## DATA ROWS
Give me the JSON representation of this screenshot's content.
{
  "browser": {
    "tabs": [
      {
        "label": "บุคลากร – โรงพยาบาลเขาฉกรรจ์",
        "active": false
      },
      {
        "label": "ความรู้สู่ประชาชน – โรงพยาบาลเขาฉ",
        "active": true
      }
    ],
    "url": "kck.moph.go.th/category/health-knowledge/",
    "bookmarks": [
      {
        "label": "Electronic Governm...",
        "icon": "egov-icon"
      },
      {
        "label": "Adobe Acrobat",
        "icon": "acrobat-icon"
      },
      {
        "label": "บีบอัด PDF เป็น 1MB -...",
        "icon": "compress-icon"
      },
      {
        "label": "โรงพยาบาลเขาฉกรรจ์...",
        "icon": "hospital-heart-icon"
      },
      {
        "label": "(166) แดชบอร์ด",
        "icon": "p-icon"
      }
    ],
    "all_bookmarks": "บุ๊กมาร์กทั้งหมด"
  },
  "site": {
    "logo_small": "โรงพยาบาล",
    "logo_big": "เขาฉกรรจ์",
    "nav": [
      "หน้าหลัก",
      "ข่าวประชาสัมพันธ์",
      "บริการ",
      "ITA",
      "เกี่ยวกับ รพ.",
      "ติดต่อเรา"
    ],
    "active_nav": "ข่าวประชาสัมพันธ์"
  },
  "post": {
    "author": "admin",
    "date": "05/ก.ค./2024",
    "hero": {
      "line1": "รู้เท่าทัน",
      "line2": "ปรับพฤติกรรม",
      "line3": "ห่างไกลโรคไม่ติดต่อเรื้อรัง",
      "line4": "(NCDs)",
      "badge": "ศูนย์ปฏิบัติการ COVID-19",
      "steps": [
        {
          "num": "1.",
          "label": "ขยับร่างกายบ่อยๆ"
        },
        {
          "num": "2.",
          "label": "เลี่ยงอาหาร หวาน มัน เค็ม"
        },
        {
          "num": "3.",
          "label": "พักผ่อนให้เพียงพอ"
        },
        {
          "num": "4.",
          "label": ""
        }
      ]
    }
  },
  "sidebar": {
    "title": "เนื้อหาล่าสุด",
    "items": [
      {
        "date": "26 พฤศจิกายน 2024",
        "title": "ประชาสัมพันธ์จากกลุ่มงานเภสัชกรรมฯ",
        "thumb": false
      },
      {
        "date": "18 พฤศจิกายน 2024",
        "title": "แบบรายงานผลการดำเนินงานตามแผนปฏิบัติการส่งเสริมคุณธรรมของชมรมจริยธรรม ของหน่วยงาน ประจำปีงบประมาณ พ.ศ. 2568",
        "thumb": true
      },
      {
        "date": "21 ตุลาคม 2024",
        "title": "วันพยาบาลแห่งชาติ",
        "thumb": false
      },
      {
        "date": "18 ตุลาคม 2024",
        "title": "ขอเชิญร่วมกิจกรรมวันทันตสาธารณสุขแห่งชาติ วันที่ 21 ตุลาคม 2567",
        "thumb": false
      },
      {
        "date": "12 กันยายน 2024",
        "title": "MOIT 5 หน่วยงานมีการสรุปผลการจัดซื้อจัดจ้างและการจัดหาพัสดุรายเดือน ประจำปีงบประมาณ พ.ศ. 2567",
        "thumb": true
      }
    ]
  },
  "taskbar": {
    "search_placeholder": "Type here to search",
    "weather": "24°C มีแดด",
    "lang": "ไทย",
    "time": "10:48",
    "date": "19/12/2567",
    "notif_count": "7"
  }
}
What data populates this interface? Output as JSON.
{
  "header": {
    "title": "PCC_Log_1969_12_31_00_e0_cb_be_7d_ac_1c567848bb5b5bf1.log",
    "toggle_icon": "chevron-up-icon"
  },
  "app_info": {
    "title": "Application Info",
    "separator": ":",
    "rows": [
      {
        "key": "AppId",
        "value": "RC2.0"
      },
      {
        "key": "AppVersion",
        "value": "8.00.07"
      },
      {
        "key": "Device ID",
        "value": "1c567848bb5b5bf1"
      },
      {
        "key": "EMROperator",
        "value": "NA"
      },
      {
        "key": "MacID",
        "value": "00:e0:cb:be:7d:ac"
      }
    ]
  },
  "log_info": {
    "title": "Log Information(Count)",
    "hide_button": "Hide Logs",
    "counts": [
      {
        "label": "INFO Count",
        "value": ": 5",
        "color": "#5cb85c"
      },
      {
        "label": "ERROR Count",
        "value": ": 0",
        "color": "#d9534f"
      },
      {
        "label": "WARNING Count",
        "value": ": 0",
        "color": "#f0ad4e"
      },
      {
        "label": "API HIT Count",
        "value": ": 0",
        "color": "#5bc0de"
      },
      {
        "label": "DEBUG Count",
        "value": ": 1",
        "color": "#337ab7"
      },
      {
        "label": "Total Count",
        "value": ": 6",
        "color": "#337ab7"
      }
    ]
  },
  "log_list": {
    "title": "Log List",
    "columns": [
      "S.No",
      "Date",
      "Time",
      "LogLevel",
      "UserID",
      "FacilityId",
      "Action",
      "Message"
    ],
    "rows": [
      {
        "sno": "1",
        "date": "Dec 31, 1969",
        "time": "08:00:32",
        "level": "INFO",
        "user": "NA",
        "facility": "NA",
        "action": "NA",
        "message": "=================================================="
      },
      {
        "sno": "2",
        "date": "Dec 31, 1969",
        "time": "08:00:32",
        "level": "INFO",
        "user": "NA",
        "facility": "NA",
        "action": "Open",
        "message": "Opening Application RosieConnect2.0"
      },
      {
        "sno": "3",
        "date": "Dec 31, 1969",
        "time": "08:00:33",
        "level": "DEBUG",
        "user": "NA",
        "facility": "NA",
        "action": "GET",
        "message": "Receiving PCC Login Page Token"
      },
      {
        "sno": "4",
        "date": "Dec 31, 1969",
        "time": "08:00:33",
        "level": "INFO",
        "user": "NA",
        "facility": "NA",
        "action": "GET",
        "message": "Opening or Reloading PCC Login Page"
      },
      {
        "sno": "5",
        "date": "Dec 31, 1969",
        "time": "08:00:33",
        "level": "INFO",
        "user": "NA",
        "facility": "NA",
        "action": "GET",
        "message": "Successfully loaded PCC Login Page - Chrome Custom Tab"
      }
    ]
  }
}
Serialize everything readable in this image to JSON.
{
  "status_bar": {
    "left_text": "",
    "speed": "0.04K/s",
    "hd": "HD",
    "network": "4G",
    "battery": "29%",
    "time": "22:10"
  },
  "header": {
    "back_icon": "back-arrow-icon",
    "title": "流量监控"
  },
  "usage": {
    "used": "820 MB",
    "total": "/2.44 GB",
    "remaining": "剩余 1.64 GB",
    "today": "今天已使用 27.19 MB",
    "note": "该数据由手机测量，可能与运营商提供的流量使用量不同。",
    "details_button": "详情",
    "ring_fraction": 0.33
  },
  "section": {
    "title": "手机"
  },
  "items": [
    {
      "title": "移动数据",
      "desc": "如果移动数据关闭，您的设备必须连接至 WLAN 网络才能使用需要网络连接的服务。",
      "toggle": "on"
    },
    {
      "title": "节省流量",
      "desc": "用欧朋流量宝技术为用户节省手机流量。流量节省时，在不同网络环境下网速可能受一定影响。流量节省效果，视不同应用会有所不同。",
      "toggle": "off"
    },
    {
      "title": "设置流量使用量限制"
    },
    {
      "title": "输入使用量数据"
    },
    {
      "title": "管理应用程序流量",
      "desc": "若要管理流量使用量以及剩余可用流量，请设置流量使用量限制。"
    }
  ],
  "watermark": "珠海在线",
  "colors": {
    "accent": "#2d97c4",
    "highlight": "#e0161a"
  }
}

## EXERCISE OBJECTIVE
Copy every record exactly, with nothing added or dropped.

## OUTPUT FOR THIS EXERCISE
Give me the JSON representation of this screenshot's content.
{
  "browser": {
    "tabs": [
      {
        "label": "บุคลากร – โรงพยาบาลเขาฉกรรจ์",
        "active": false
      },
      {
        "label": "ความรู้สู่ประชาชน – โรงพยาบาลเขาฉ",
        "active": true
      }
    ],
    "url": "kck.moph.go.th/category/health-knowledge/",
    "bookmarks": [
      {
        "label": "Electronic Governm...",
        "icon": "egov-icon"
      },
      {
        "label": "Adobe Acrobat",
        "icon": "acrobat-icon"
      },
      {
        "label": "บีบอัด PDF เป็น 1MB -...",
        "icon": "compress-icon"
      },
      {
        "label": "โรงพยาบาลเขาฉกรรจ์...",
        "icon": "hospital-heart-icon"
      },
      {
        "label": "(166) แดชบอร์ด",
        "icon": "p-icon"
      }
    ],
    "all_bookmarks": "บุ๊กมาร์กทั้งหมด"
  },
  "site": {
    "logo_small": "โรงพยาบาล",
    "logo_big": "เขาฉกรรจ์",
    "nav": [
      "หน้าหลัก",
      "ข่าวประชาสัมพันธ์",
      "บริการ",
      "ITA",
      "เกี่ยวกับ รพ.",
      "ติดต่อเรา"
    ],
    "active_nav": "ข่าวประชาสัมพันธ์"
  },
  "post": {
    "author": "admin",
    "date": "05/ก.ค./2024",
    "hero": {
      "line1": "รู้เท่าทัน",
      "line2": "ปรับพฤติกรรม",
      "line3": "ห่างไกลโรคไม่ติดต่อเรื้อรัง",
      "line4": "(NCDs)",
      "badge": "ศูนย์ปฏิบัติการ COVID-19",
      "steps": [
        {
          "num": "1.",
          "label": "ขยับร่างกายบ่อยๆ"
        },
        {
          "num": "2.",
          "label": "เลี่ยงอาหาร หวาน มัน เค็ม"
        },
        {
          "num": "3.",
          "label": "พักผ่อนให้เพียงพอ"
        },
        {
          "num": "4.",
          "label": ""
        }
      ]
    }
  },
  "sidebar": {
    "title": "เนื้อหาล่าสุด",
    "items": [
      {
        "date": "26 พฤศจิกายน 2024",
        "title": "ประชาสัมพันธ์จากกลุ่มงานเภสัชกรรมฯ",
        "thumb": false
      },
      {
        "date": "18 พฤศจิกายน 2024",
        "title": "แบบรายงานผลการดำเนินงานตามแผนปฏิบัติการส่งเสริมคุณธรรมของชมรมจริยธรรม ของหน่วยงาน ประจำปีงบประมาณ พ.ศ. 2568",
        "thumb": true
      },
      {
        "date": "21 ตุลาคม 2024",
        "title": "วันพยาบาลแห่งชาติ",
        "thumb": false
      },
      {
        "date": "18 ตุลาคม 2024",
        "title": "ขอเชิญร่วมกิจกรรมวันทันตสาธารณสุขแห่งชาติ วันที่ 21 ตุลาคม 2567",
        "thumb": false
      },
      {
        "date": "12 กันยายน 2024",
        "title": "MOIT 5 หน่วยงานมีการสรุปผลการจัดซื้อจัดจ้างและการจัดหาพัสดุรายเดือน ประจำปีงบประมาณ พ.ศ. 2567",
        "thumb": true
      }
    ]
  },
  "taskbar": {
    "search_placeholder": "Type here to search",
    "weather": "24°C มีแดด",
    "lang": "ไทย",
    "time": "10:48",
    "date": "19/12/2567",
    "notif_count": "7"
  }
}
What data populates this interface? Output as JSON.
{
  "header": {
    "title": "PCC_Log_1969_12_31_00_e0_cb_be_7d_ac_1c567848bb5b5bf1.log",
    "toggle_icon": "chevron-up-icon"
  },
  "app_info": {
    "title": "Application Info",
    "separator": ":",
    "rows": [
      {
        "key": "AppId",
        "value": "RC2.0"
      },
      {
        "key": "AppVersion",
        "value": "8.00.07"
      },
      {
        "key": "Device ID",
        "value": "1c567848bb5b5bf1"
      },
      {
        "key": "EMROperator",
        "value": "NA"
      },
      {
        "key": "MacID",
        "value": "00:e0:cb:be:7d:ac"
      }
    ]
  },
  "log_info": {
    "title": "Log Information(Count)",
    "hide_button": "Hide Logs",
    "counts": [
      {
        "label": "INFO Count",
        "value": ": 5",
        "color": "#5cb85c"
      },
      {
        "label": "ERROR Count",
        "value": ": 0",
        "color": "#d9534f"
      },
      {
        "label": "WARNING Count",
        "value": ": 0",
        "color": "#f0ad4e"
      },
      {
        "label": "API HIT Count",
        "value": ": 0",
        "color": "#5bc0de"
      },
      {
        "label": "DEBUG Count",
        "value": ": 1",
        "color": "#337ab7"
      },
      {
        "label": "Total Count",
        "value": ": 6",
        "color": "#337ab7"
      }
    ]
  },
  "log_list": {
    "title": "Log List",
    "columns": [
      "S.No",
      "Date",
      "Time",
      "LogLevel",
      "UserID",
      "FacilityId",
      "Action",
      "Message"
    ],
    "rows": [
      {
        "sno": "1",
        "date": "Dec 31, 1969",
        "time": "08:00:32",
        "level": "INFO",
        "user": "NA",
        "facility": "NA",
        "action": "NA",
        "message": "=================================================="
      },
      {
        "sno": "2",
        "date": "Dec 31, 1969",
        "time": "08:00:32",
        "level": "INFO",
        "user": "NA",
        "facility": "NA",
        "action": "Open",
        "message": "Opening Application RosieConnect2.0"
      },
      {
        "sno": "3",
        "date": "Dec 31, 1969",
        "time": "08:00:33",
        "level": "DEBUG",
        "user": "NA",
        "facility": "NA",
        "action": "GET",
        "message": "Receiving PCC Login Page Token"
      },
      {
        "sno": "4",
        "date": "Dec 31, 1969",
        "time": "08:00:33",
        "level": "INFO",
        "user": "NA",
        "facility": "NA",
        "action": "GET",
        "message": "Opening or Reloading PCC Login Page"
      },
      {
        "sno": "5",
        "date": "Dec 31, 1969",
        "time": "08:00:33",
        "level": "INFO",
        "user": "NA",
        "facility": "NA",
        "action": "GET",
        "message": "Successfully loaded PCC Login Page - Chrome Custom Tab"
      }
    ]
  }
}
Serialize everything readable in this image to JSON.
{
  "status_bar": {
    "left_text": "",
    "speed": "0.04K/s",
    "hd": "HD",
    "network": "4G",
    "battery": "29%",
    "time": "22:10"
  },
  "header": {
    "back_icon": "back-arrow-icon",
    "title": "流量监控"
  },
  "usage": {
    "used": "820 MB",
    "total": "/2.44 GB",
    "remaining": "剩余 1.64 GB",
    "today": "今天已使用 27.19 MB",
    "note": "该数据由手机测量，可能与运营商提供的流量使用量不同。",
    "details_button": "详情",
    "ring_fraction": 0.33
  },
  "section": {
    "title": "手机"
  },
  "items": [
    {
      "title": "移动数据",
      "desc": "如果移动数据关闭，您的设备必须连接至 WLAN 网络才能使用需要网络连接的服务。",
      "toggle": "on"
    },
    {
      "title": "节省流量",
      "desc": "用欧朋流量宝技术为用户节省手机流量。流量节省时，在不同网络环境下网速可能受一定影响。流量节省效果，视不同应用会有所不同。",
      "toggle": "off"
    },
    {
      "title": "设置流量使用量限制"
    },
    {
      "title": "输入使用量数据"
    },
    {
      "title": "管理应用程序流量",
      "desc": "若要管理流量使用量以及剩余可用流量，请设置流量使用量限制。"
    }
  ],
  "watermark": "珠海在线",
  "colors": {
    "accent": "#2d97c4",
    "highlight": "#e0161a"
  }
}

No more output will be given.